Request
Set out each line from the following listing that includes the word "Diciembre".

Records contained in a dataset:

◆ ◆ ◆ ◆

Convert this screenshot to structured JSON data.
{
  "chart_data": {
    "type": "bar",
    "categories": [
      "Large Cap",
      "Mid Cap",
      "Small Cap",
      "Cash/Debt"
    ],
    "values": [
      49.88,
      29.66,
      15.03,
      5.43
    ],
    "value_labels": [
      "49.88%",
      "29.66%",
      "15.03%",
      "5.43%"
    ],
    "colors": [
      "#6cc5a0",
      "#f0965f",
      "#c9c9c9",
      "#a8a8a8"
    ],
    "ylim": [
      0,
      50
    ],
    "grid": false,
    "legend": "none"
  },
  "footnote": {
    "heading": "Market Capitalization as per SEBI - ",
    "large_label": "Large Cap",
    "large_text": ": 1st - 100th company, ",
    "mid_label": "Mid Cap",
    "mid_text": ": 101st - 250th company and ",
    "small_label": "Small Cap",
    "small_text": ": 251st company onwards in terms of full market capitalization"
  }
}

◆ ◆ ◆ ◆

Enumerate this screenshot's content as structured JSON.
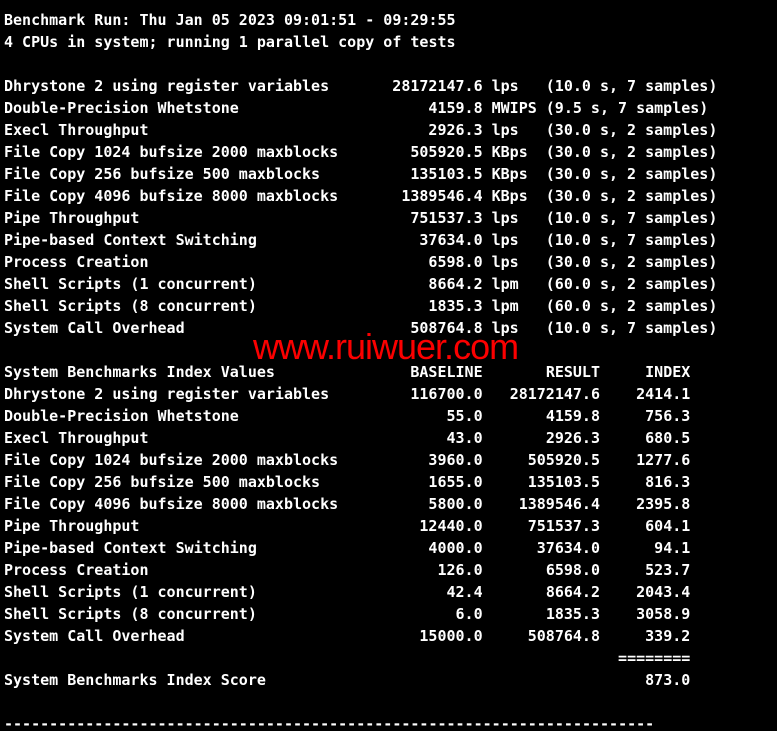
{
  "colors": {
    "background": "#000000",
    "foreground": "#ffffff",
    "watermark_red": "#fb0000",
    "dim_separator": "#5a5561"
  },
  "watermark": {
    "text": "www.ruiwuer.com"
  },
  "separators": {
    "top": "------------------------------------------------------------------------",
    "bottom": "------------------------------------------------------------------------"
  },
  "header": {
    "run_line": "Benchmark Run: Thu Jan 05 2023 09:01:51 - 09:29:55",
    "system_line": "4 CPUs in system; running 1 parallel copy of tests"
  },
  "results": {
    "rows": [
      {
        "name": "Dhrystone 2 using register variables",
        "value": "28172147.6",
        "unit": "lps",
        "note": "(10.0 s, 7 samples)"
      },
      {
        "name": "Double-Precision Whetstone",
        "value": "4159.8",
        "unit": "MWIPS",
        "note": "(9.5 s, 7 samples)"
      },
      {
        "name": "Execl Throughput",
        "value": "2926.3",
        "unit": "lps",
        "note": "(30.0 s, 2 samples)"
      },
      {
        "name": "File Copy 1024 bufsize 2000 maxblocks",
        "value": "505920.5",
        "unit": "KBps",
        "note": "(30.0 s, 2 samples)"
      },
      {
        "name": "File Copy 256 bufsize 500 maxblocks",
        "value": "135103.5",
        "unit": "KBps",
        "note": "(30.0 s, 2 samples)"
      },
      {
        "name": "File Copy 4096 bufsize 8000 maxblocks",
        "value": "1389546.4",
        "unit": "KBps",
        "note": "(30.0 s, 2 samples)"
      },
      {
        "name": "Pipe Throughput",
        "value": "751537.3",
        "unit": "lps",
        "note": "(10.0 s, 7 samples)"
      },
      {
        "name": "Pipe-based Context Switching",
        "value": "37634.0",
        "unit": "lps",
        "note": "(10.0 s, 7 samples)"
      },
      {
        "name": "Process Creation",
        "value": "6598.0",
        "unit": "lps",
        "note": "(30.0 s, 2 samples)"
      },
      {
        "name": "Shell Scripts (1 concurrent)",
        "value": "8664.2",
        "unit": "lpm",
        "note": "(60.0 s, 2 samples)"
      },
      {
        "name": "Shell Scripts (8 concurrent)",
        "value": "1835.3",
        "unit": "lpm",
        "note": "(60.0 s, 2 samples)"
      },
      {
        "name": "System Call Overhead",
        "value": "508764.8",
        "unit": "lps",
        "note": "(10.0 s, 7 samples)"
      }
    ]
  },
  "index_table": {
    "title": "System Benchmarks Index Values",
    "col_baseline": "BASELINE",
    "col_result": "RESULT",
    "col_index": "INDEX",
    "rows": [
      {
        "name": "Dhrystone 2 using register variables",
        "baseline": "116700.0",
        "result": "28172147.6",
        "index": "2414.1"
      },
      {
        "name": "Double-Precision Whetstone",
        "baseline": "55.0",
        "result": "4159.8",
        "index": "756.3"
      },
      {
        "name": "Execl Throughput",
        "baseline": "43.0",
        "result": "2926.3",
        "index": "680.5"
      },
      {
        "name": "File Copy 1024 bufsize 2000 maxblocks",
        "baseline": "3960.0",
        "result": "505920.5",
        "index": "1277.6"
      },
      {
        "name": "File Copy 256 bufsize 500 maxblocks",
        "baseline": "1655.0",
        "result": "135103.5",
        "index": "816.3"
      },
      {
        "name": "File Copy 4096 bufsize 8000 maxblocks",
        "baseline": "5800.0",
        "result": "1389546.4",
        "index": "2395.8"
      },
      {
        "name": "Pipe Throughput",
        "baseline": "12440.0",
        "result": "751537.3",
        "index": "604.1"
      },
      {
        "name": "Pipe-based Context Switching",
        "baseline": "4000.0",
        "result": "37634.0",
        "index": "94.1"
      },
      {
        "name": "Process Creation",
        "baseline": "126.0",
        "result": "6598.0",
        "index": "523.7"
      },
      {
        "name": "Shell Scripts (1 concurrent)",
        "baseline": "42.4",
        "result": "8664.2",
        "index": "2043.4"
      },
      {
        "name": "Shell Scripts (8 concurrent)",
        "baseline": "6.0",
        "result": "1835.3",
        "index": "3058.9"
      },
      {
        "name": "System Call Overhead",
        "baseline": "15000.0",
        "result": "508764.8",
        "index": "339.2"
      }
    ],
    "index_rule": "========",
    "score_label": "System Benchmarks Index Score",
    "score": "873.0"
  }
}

◆ ◆ ◆ ◆

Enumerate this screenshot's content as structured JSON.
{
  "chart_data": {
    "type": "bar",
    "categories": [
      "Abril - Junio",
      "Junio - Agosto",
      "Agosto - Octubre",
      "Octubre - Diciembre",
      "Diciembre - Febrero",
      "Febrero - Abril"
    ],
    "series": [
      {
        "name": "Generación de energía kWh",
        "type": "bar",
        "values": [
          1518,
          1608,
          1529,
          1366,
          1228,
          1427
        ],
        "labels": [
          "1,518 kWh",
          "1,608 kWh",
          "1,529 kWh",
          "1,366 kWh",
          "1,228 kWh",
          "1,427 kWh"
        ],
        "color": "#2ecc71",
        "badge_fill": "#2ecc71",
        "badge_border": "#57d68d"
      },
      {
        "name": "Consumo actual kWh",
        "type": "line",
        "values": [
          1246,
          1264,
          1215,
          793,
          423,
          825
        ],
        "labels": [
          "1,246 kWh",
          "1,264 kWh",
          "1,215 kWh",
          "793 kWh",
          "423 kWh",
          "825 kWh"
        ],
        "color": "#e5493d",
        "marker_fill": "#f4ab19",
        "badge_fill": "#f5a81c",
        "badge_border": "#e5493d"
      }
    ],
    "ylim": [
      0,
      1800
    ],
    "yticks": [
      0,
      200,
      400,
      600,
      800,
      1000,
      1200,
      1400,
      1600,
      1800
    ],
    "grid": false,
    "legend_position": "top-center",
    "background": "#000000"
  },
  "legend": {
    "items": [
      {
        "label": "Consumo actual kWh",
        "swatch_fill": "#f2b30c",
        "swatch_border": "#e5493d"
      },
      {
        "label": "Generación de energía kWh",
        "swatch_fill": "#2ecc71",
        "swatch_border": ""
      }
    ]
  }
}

◆ ◆ ◆ ◆

The completed task
      "Octubre - Diciembre",
      "Diciembre - Febrero",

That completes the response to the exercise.